TASK INSTRUCTIONS: Check the listing below for lines with the word "SRMTID" and say how many there are, with nothing but the number.
##########
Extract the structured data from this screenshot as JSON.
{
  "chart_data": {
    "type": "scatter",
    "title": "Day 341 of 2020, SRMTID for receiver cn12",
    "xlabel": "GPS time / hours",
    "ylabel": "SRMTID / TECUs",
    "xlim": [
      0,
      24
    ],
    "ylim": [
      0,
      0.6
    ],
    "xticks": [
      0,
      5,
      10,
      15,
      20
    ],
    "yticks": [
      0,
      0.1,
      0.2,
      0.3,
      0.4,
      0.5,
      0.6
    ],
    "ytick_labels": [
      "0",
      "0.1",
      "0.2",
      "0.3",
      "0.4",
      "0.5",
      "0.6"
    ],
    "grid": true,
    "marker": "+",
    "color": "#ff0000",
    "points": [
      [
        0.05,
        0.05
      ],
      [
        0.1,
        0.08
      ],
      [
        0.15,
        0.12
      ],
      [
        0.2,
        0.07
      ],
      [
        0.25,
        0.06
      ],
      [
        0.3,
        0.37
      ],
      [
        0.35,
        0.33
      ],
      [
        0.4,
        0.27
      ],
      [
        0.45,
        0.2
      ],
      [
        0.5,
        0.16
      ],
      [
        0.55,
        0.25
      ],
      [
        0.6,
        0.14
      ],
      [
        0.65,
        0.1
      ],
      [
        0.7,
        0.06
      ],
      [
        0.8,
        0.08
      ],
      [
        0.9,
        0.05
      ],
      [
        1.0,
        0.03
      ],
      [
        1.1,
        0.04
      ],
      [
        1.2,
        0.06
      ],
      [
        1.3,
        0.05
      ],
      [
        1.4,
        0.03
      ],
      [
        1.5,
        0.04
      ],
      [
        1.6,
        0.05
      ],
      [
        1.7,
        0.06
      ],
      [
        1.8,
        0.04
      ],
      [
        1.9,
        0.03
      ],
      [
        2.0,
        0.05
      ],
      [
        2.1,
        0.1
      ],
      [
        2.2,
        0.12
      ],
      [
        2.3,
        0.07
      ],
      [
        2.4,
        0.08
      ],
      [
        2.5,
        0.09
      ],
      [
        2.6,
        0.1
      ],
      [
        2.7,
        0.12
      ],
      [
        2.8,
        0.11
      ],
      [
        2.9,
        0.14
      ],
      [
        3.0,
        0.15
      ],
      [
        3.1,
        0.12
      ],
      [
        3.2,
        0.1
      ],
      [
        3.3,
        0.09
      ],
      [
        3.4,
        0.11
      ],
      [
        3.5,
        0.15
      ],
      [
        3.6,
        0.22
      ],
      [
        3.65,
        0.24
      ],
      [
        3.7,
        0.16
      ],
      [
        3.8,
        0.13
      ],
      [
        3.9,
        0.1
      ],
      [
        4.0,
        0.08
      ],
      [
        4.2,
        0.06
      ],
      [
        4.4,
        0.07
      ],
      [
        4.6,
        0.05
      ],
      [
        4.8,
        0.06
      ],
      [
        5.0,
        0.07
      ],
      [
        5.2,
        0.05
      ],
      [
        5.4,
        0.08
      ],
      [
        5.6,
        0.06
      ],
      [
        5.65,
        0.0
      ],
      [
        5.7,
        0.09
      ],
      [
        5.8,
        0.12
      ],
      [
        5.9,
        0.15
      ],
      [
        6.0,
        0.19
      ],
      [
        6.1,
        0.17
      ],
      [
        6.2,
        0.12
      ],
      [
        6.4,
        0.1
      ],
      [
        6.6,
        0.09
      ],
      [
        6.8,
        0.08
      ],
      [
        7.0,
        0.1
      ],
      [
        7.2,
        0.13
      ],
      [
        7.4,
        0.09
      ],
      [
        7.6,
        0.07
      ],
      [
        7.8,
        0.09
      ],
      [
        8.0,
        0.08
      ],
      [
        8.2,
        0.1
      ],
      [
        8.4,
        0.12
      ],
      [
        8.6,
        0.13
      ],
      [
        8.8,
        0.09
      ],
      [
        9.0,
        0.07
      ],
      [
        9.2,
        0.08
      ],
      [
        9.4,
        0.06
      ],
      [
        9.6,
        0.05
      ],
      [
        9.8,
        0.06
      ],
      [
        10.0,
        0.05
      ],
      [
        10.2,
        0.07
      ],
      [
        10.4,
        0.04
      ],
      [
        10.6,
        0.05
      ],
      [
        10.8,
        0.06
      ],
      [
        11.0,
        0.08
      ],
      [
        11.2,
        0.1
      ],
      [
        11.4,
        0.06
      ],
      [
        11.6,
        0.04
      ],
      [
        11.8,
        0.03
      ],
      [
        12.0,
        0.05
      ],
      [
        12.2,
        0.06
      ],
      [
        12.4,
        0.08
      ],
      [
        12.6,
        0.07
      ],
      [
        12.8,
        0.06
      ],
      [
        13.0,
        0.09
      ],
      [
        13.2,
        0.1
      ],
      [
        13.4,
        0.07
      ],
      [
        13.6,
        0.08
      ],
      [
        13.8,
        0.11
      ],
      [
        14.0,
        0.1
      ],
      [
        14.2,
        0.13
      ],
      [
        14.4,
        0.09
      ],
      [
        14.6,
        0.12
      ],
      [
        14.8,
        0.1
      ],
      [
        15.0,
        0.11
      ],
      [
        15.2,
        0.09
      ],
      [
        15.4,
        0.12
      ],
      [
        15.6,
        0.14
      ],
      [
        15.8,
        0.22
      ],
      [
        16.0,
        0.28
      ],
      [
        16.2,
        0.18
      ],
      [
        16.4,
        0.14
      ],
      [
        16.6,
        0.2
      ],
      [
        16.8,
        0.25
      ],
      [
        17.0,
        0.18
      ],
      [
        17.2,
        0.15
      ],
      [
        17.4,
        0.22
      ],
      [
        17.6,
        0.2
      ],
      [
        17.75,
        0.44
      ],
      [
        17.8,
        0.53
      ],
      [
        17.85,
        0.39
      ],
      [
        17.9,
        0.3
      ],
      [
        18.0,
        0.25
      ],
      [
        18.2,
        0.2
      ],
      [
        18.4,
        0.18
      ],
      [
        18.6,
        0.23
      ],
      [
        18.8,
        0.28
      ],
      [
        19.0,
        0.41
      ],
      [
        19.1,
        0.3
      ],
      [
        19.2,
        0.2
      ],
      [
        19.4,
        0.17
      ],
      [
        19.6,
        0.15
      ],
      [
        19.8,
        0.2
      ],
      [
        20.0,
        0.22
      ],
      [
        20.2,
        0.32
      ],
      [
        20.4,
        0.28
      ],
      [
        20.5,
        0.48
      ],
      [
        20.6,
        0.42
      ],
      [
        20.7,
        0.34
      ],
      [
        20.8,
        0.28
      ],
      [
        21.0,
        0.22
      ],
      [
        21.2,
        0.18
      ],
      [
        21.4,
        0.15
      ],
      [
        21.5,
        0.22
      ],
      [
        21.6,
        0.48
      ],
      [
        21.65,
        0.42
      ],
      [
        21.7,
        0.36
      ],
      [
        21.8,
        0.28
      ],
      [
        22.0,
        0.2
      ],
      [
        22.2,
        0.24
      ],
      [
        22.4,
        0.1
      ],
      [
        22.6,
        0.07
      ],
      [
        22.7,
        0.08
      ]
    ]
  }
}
##########
REPLY: 2